--- begin Dataset excerpts ---

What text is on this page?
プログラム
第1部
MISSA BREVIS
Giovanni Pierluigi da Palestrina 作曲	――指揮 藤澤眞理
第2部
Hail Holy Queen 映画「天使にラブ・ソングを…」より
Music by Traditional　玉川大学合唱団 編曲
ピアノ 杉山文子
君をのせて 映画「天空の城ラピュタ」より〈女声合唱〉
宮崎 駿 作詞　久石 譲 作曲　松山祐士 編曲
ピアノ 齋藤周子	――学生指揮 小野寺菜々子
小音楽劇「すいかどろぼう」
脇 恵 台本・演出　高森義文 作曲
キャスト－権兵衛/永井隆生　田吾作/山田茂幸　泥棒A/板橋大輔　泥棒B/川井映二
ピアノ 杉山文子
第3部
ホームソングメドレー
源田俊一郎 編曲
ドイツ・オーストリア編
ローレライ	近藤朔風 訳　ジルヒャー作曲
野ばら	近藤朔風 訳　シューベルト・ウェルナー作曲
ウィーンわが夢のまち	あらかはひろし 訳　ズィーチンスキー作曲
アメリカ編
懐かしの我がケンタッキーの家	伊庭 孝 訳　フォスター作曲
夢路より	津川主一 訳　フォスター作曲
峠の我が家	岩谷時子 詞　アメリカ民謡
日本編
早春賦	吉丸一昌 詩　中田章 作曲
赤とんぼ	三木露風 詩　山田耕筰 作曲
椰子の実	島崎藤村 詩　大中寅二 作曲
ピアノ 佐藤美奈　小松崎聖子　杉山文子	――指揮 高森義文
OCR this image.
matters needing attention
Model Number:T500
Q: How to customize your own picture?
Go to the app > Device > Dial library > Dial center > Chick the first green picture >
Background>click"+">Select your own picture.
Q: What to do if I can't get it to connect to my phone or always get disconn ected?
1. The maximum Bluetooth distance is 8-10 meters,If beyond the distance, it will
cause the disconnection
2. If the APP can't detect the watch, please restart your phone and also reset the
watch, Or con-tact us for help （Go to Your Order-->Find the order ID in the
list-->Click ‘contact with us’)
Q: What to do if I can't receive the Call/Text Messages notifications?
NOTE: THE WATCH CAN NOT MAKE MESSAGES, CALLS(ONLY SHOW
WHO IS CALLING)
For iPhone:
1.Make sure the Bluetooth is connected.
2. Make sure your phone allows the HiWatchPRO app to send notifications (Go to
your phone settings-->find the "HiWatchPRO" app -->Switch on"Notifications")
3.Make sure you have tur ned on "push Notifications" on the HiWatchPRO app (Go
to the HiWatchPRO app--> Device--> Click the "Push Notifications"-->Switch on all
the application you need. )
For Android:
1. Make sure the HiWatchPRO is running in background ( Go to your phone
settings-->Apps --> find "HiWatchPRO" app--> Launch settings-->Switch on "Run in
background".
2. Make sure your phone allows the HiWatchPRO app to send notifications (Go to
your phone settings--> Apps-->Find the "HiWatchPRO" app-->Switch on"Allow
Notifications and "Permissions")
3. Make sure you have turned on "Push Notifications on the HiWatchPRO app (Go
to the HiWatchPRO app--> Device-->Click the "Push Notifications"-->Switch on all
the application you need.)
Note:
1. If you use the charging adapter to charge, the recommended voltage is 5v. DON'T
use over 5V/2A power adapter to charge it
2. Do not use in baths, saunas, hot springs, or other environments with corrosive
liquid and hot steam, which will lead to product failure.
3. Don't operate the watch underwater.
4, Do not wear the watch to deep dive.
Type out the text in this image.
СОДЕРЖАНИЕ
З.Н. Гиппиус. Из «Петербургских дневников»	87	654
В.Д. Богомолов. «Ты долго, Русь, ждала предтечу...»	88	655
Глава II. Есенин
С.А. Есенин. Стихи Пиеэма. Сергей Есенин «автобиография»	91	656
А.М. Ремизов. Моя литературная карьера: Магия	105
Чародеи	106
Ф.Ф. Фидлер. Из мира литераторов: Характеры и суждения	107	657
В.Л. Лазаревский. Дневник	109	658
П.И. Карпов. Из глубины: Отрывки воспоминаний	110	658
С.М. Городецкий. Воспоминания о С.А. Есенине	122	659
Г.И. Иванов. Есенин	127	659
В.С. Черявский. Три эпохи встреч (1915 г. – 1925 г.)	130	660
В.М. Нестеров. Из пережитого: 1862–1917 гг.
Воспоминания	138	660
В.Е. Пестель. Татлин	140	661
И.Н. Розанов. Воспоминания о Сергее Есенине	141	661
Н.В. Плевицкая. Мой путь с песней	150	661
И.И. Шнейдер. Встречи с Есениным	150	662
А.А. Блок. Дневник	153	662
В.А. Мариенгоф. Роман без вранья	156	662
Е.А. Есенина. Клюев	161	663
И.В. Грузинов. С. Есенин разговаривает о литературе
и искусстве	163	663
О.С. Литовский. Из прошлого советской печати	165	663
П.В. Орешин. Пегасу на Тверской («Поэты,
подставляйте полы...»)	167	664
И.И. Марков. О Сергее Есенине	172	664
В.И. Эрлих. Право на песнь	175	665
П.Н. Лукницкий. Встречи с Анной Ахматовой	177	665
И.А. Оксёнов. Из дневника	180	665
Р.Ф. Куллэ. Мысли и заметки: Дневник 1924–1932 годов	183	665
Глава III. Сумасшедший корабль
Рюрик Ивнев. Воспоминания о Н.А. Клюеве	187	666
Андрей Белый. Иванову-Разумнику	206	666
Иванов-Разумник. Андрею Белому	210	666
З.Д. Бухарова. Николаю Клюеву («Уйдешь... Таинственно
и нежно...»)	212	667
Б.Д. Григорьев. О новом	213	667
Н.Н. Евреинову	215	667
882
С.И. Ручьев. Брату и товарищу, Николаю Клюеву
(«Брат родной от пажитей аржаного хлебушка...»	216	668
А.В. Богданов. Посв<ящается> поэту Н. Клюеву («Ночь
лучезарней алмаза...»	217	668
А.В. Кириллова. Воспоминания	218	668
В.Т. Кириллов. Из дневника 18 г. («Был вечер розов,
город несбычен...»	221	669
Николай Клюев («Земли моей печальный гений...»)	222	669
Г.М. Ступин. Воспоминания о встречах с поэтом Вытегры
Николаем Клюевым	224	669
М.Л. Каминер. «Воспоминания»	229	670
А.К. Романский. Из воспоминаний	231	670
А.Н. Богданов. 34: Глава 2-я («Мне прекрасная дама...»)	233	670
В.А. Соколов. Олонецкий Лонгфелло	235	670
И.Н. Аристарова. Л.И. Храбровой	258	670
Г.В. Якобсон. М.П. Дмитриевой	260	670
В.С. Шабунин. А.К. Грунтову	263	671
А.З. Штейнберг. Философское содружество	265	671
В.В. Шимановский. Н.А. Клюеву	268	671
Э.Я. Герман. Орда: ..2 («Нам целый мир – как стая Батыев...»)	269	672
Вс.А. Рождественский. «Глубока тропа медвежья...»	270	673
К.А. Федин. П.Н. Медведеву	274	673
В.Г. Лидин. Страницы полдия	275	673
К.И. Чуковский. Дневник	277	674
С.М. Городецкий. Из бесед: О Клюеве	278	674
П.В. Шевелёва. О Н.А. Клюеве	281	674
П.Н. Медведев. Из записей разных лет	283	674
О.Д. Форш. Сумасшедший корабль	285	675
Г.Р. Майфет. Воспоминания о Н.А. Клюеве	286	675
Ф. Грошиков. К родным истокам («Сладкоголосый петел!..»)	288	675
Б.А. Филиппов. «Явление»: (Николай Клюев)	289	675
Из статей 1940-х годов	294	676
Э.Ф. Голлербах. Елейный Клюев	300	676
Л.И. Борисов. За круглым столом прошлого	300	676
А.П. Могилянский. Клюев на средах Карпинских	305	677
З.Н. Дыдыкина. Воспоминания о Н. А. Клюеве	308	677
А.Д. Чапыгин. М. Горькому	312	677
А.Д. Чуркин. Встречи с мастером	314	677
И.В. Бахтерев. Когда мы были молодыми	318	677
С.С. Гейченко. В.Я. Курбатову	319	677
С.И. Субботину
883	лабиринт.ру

--- end Dataset excerpts ---

__Brief__
For each line of the entries that includes "will", show that line.

__Exercise solution__
1. The maximum Bluetooth distance is 8-10 meters,If beyond the distance, it will
liquid and hot steam, which will lead to product failure.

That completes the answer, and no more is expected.